## [Given problem]
All of the data must be printed exactly; please include every line.

Saved data entries
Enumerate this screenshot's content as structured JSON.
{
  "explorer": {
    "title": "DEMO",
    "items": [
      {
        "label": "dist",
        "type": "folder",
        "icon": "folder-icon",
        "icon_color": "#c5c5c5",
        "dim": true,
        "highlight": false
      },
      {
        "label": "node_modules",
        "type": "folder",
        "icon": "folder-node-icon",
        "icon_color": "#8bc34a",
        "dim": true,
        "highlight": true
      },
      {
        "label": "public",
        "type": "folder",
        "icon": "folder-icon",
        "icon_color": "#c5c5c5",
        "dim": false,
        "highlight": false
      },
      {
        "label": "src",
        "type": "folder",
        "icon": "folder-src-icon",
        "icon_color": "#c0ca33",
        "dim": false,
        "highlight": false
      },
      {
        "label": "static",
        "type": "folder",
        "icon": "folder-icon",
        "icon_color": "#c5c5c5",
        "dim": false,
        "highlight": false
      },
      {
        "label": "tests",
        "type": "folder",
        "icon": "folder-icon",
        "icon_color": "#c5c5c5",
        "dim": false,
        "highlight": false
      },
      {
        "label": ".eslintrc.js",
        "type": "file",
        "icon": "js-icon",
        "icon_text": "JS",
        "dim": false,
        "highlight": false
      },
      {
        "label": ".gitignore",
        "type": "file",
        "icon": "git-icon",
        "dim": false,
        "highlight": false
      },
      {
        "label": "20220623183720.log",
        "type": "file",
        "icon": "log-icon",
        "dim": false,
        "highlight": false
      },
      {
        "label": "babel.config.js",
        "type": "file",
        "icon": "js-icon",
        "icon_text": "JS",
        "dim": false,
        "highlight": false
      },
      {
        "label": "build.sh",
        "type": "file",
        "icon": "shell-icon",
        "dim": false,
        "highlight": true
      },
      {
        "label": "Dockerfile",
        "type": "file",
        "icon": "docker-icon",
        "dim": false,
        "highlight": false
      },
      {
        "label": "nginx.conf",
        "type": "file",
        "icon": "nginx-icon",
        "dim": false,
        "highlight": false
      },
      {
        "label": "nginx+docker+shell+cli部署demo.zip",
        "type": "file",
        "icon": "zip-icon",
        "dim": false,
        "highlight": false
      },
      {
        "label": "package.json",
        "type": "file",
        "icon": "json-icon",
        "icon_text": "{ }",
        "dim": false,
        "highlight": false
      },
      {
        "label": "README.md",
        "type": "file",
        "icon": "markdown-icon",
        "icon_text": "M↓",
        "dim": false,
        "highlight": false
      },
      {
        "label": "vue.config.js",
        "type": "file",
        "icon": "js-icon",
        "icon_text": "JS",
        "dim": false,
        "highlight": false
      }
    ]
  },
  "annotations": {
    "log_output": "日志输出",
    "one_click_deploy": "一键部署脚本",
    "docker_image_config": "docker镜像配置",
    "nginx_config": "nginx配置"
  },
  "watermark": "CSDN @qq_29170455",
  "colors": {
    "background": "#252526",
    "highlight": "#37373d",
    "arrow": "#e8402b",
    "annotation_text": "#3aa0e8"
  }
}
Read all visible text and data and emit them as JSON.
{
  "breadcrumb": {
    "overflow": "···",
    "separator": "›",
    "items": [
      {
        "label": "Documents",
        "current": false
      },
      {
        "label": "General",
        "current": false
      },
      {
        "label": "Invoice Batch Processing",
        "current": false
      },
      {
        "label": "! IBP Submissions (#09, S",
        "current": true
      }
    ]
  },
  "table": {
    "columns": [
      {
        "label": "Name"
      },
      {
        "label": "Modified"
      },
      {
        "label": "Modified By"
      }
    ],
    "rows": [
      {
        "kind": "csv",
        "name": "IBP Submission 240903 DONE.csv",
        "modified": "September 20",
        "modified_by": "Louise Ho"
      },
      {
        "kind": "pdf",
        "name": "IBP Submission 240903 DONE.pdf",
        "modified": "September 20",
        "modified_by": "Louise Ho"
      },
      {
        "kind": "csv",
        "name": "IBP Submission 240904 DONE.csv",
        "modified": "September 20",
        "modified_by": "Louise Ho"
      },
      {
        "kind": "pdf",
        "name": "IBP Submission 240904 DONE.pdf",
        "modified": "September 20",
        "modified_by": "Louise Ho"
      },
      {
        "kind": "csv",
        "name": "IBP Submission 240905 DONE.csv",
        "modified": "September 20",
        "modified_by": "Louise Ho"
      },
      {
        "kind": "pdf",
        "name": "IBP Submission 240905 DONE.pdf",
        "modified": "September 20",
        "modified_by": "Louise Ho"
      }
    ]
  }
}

## [Answer to the exercise]
Enumerate this screenshot's content as structured JSON.
{
  "explorer": {
    "title": "DEMO",
    "items": [
      {
        "label": "dist",
        "type": "folder",
        "icon": "folder-icon",
        "icon_color": "#c5c5c5",
        "dim": true,
        "highlight": false
      },
      {
        "label": "node_modules",
        "type": "folder",
        "icon": "folder-node-icon",
        "icon_color": "#8bc34a",
        "dim": true,
        "highlight": true
      },
      {
        "label": "public",
        "type": "folder",
        "icon": "folder-icon",
        "icon_color": "#c5c5c5",
        "dim": false,
        "highlight": false
      },
      {
        "label": "src",
        "type": "folder",
        "icon": "folder-src-icon",
        "icon_color": "#c0ca33",
        "dim": false,
        "highlight": false
      },
      {
        "label": "static",
        "type": "folder",
        "icon": "folder-icon",
        "icon_color": "#c5c5c5",
        "dim": false,
        "highlight": false
      },
      {
        "label": "tests",
        "type": "folder",
        "icon": "folder-icon",
        "icon_color": "#c5c5c5",
        "dim": false,
        "highlight": false
      },
      {
        "label": ".eslintrc.js",
        "type": "file",
        "icon": "js-icon",
        "icon_text": "JS",
        "dim": false,
        "highlight": false
      },
      {
        "label": ".gitignore",
        "type": "file",
        "icon": "git-icon",
        "dim": false,
        "highlight": false
      },
      {
        "label": "20220623183720.log",
        "type": "file",
        "icon": "log-icon",
        "dim": false,
        "highlight": false
      },
      {
        "label": "babel.config.js",
        "type": "file",
        "icon": "js-icon",
        "icon_text": "JS",
        "dim": false,
        "highlight": false
      },
      {
        "label": "build.sh",
        "type": "file",
        "icon": "shell-icon",
        "dim": false,
        "highlight": true
      },
      {
        "label": "Dockerfile",
        "type": "file",
        "icon": "docker-icon",
        "dim": false,
        "highlight": false
      },
      {
        "label": "nginx.conf",
        "type": "file",
        "icon": "nginx-icon",
        "dim": false,
        "highlight": false
      },
      {
        "label": "nginx+docker+shell+cli部署demo.zip",
        "type": "file",
        "icon": "zip-icon",
        "dim": false,
        "highlight": false
      },
      {
        "label": "package.json",
        "type": "file",
        "icon": "json-icon",
        "icon_text": "{ }",
        "dim": false,
        "highlight": false
      },
      {
        "label": "README.md",
        "type": "file",
        "icon": "markdown-icon",
        "icon_text": "M↓",
        "dim": false,
        "highlight": false
      },
      {
        "label": "vue.config.js",
        "type": "file",
        "icon": "js-icon",
        "icon_text": "JS",
        "dim": false,
        "highlight": false
      }
    ]
  },
  "annotations": {
    "log_output": "日志输出",
    "one_click_deploy": "一键部署脚本",
    "docker_image_config": "docker镜像配置",
    "nginx_config": "nginx配置"
  },
  "watermark": "CSDN @qq_29170455",
  "colors": {
    "background": "#252526",
    "highlight": "#37373d",
    "arrow": "#e8402b",
    "annotation_text": "#3aa0e8"
  }
}
Read all visible text and data and emit them as JSON.
{
  "breadcrumb": {
    "overflow": "···",
    "separator": "›",
    "items": [
      {
        "label": "Documents",
        "current": false
      },
      {
        "label": "General",
        "current": false
      },
      {
        "label": "Invoice Batch Processing",
        "current": false
      },
      {
        "label": "! IBP Submissions (#09, S",
        "current": true
      }
    ]
  },
  "table": {
    "columns": [
      {
        "label": "Name"
      },
      {
        "label": "Modified"
      },
      {
        "label": "Modified By"
      }
    ],
    "rows": [
      {
        "kind": "csv",
        "name": "IBP Submission 240903 DONE.csv",
        "modified": "September 20",
        "modified_by": "Louise Ho"
      },
      {
        "kind": "pdf",
        "name": "IBP Submission 240903 DONE.pdf",
        "modified": "September 20",
        "modified_by": "Louise Ho"
      },
      {
        "kind": "csv",
        "name": "IBP Submission 240904 DONE.csv",
        "modified": "September 20",
        "modified_by": "Louise Ho"
      },
      {
        "kind": "pdf",
        "name": "IBP Submission 240904 DONE.pdf",
        "modified": "September 20",
        "modified_by": "Louise Ho"
      },
      {
        "kind": "csv",
        "name": "IBP Submission 240905 DONE.csv",
        "modified": "September 20",
        "modified_by": "Louise Ho"
      },
      {
        "kind": "pdf",
        "name": "IBP Submission 240905 DONE.pdf",
        "modified": "September 20",
        "modified_by": "Louise Ho"
      }
    ]
  }
}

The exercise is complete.